Problem to work on:
Pick out every line with the word "page" and copy it.

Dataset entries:
┄┄┄┄┄┄
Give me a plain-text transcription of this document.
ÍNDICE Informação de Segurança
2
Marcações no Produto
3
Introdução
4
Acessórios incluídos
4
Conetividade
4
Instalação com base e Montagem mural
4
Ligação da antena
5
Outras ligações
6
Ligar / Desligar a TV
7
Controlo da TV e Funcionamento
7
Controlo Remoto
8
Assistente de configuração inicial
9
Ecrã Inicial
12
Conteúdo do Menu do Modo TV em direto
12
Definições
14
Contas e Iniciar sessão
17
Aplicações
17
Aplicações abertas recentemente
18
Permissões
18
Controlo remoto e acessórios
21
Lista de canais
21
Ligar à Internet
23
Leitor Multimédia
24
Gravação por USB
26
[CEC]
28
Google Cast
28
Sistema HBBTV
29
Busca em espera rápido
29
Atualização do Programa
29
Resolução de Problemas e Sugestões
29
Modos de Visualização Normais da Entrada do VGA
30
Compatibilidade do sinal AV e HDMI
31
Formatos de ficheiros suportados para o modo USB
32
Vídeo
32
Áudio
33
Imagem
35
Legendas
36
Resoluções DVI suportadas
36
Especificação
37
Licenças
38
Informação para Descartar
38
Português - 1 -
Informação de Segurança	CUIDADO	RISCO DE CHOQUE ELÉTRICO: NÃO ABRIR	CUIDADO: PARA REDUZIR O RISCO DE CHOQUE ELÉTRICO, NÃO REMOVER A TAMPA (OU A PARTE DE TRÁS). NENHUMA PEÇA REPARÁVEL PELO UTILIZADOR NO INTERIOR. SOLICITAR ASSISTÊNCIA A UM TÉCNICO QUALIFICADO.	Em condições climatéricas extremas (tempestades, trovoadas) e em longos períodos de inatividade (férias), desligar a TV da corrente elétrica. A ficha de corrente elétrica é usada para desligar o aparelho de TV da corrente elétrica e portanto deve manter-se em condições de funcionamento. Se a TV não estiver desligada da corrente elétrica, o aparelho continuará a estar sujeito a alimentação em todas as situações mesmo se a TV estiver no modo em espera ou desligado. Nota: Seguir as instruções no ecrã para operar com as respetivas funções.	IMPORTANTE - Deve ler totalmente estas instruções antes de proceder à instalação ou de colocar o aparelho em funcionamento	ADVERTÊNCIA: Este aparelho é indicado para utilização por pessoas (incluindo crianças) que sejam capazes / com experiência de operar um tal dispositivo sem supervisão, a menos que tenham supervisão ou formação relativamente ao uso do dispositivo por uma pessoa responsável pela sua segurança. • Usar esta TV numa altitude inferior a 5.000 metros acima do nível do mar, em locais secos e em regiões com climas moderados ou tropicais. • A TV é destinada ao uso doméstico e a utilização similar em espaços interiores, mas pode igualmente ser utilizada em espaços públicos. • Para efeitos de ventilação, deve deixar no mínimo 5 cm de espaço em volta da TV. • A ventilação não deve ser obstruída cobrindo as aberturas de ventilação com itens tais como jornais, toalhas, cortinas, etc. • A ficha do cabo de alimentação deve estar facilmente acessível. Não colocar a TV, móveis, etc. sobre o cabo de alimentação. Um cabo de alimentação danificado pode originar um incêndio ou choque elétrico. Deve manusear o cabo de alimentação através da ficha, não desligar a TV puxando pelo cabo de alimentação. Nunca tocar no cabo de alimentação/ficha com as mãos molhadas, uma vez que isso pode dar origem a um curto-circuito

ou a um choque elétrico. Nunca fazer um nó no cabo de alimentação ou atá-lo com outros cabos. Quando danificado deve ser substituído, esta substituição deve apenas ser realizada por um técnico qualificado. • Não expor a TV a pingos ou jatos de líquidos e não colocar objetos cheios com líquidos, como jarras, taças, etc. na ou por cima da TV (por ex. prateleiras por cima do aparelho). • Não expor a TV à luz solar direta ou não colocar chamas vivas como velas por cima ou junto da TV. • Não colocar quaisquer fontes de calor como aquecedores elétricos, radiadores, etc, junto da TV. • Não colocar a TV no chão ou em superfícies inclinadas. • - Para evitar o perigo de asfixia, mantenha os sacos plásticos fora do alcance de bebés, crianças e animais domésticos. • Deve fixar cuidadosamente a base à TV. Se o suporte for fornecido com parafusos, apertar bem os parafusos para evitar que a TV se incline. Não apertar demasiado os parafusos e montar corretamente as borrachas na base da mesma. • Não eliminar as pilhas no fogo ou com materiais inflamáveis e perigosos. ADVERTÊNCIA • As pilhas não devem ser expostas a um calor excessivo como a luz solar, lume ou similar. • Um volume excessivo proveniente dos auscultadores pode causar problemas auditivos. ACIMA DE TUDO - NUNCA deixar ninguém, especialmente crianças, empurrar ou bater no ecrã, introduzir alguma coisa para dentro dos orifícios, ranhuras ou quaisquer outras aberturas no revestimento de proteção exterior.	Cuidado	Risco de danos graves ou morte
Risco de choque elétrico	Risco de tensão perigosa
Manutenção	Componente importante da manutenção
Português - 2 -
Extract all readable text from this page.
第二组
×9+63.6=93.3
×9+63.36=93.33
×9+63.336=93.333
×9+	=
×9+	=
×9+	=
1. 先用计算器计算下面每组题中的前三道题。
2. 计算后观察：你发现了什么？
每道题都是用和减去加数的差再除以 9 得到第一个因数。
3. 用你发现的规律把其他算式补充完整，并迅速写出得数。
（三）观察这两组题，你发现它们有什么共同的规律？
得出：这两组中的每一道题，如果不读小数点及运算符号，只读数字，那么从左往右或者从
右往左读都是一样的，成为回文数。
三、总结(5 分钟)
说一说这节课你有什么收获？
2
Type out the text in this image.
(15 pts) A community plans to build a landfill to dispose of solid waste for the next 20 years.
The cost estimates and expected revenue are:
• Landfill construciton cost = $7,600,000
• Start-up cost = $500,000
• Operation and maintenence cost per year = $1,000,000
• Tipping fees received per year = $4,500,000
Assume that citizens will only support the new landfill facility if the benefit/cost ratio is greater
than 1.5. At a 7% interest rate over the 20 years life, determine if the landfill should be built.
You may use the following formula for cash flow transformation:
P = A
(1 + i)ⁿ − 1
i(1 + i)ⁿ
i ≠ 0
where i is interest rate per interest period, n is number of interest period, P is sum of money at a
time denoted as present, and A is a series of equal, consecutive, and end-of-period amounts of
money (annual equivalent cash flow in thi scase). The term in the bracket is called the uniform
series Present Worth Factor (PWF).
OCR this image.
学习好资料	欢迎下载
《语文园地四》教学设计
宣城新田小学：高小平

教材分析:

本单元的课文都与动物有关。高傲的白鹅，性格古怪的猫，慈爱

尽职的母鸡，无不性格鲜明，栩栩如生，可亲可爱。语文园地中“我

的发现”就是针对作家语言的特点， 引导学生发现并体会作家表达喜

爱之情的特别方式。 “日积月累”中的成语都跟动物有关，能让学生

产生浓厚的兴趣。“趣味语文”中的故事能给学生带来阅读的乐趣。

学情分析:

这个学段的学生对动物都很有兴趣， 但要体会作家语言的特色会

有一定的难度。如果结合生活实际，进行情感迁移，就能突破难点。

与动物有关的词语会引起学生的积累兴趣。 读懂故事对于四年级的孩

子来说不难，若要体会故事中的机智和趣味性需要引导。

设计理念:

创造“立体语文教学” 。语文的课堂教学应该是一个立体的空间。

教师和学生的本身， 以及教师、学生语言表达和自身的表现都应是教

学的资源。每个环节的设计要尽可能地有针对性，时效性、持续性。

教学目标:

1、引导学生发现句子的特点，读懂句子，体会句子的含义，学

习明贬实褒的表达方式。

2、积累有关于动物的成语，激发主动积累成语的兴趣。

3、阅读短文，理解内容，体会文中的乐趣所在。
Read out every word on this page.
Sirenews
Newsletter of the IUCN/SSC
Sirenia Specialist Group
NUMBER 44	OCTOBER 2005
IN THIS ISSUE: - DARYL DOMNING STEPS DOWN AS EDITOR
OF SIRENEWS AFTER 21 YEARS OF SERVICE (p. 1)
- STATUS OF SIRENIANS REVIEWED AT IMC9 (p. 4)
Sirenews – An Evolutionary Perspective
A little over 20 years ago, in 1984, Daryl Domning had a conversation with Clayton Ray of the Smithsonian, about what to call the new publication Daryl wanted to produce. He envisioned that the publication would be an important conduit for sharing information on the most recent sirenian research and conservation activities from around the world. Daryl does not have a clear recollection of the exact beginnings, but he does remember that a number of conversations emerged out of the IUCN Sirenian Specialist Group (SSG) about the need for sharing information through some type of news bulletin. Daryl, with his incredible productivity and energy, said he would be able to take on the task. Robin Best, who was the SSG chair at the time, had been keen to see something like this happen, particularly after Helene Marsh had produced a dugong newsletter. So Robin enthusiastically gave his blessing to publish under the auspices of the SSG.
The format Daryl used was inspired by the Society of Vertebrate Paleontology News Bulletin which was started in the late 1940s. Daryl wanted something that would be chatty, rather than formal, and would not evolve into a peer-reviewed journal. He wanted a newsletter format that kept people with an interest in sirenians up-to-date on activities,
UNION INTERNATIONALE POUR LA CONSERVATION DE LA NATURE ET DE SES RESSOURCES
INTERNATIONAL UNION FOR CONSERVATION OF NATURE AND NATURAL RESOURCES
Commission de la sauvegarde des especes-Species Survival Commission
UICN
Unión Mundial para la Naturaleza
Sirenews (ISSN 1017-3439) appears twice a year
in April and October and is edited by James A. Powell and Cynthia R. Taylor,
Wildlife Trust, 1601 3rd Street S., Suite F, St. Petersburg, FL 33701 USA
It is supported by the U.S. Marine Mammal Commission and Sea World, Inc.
┄┄┄┄┄┄
Solution to this problem:
Extract all readable text from this page.
Read out every word on this page.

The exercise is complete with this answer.